◆ **GIVEN EXERCISE**: Set down the full listing exactly as given. Any pictures are to be left out.

Items from a figure collection:
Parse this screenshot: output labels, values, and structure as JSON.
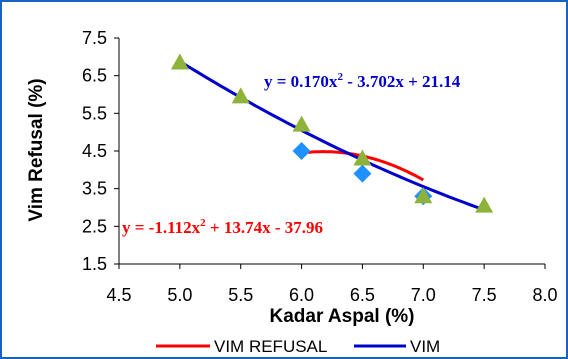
{
  "chart_data": {
    "type": "scatter",
    "xlabel": "Kadar Aspal (%)",
    "ylabel": "Vim Refusal (%)",
    "xlim": [
      4.5,
      8.0
    ],
    "ylim": [
      1.5,
      7.5
    ],
    "x_ticks": [
      "4.5",
      "5.0",
      "5.5",
      "6.0",
      "6.5",
      "7.0",
      "7.5",
      "8.0"
    ],
    "y_ticks": [
      "1.5",
      "2.5",
      "3.5",
      "4.5",
      "5.5",
      "6.5",
      "7.5"
    ],
    "grid": false,
    "legend_position": "bottom",
    "series": [
      {
        "name": "VIM REFUSAL",
        "color": "#ff0000",
        "marker": "diamond",
        "marker_color": "#1e90ff",
        "points": [
          {
            "x": 6.0,
            "y": 4.5
          },
          {
            "x": 6.5,
            "y": 3.9
          },
          {
            "x": 7.0,
            "y": 3.3
          }
        ],
        "trendline": {
          "coeffs": [
            -1.112,
            13.74,
            -37.96
          ],
          "x_range": [
            6.0,
            7.0
          ]
        },
        "equation_parts": [
          "y = -1.112x",
          "2",
          " + 13.74x - 37.96"
        ]
      },
      {
        "name": "VIM",
        "color": "#0000cc",
        "marker": "triangle",
        "marker_color": "#8db33a",
        "points": [
          {
            "x": 5.0,
            "y": 6.85
          },
          {
            "x": 5.5,
            "y": 5.95
          },
          {
            "x": 6.0,
            "y": 5.2
          },
          {
            "x": 6.5,
            "y": 4.3
          },
          {
            "x": 7.0,
            "y": 3.3
          },
          {
            "x": 7.5,
            "y": 3.05
          }
        ],
        "trendline": {
          "coeffs": [
            0.17,
            -3.702,
            21.14
          ],
          "x_range": [
            5.0,
            7.5
          ]
        },
        "equation_parts": [
          "y = 0.170x",
          "2",
          " - 3.702x + 21.14"
        ]
      }
    ]
  }
}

◆ **RESULT BELOW**:
Parse this screenshot: output labels, values, and structure as JSON.
{
  "chart_data": {
    "type": "scatter",
    "xlabel": "Kadar Aspal (%)",
    "ylabel": "Vim Refusal (%)",
    "xlim": [
      4.5,
      8.0
    ],
    "ylim": [
      1.5,
      7.5
    ],
    "x_ticks": [
      "4.5",
      "5.0",
      "5.5",
      "6.0",
      "6.5",
      "7.0",
      "7.5",
      "8.0"
    ],
    "y_ticks": [
      "1.5",
      "2.5",
      "3.5",
      "4.5",
      "5.5",
      "6.5",
      "7.5"
    ],
    "grid": false,
    "legend_position": "bottom",
    "series": [
      {
        "name": "VIM REFUSAL",
        "color": "#ff0000",
        "marker": "diamond",
        "marker_color": "#1e90ff",
        "points": [
          {
            "x": 6.0,
            "y": 4.5
          },
          {
            "x": 6.5,
            "y": 3.9
          },
          {
            "x": 7.0,
            "y": 3.3
          }
        ],
        "trendline": {
          "coeffs": [
            -1.112,
            13.74,
            -37.96
          ],
          "x_range": [
            6.0,
            7.0
          ]
        },
        "equation_parts": [
          "y = -1.112x",
          "2",
          " + 13.74x - 37.96"
        ]
      },
      {
        "name": "VIM",
        "color": "#0000cc",
        "marker": "triangle",
        "marker_color": "#8db33a",
        "points": [
          {
            "x": 5.0,
            "y": 6.85
          },
          {
            "x": 5.5,
            "y": 5.95
          },
          {
            "x": 6.0,
            "y": 5.2
          },
          {
            "x": 6.5,
            "y": 4.3
          },
          {
            "x": 7.0,
            "y": 3.3
          },
          {
            "x": 7.5,
            "y": 3.05
          }
        ],
        "trendline": {
          "coeffs": [
            0.17,
            -3.702,
            21.14
          ],
          "x_range": [
            5.0,
            7.5
          ]
        },
        "equation_parts": [
          "y = 0.170x",
          "2",
          " - 3.702x + 21.14"
        ]
      }
    ]
  }
}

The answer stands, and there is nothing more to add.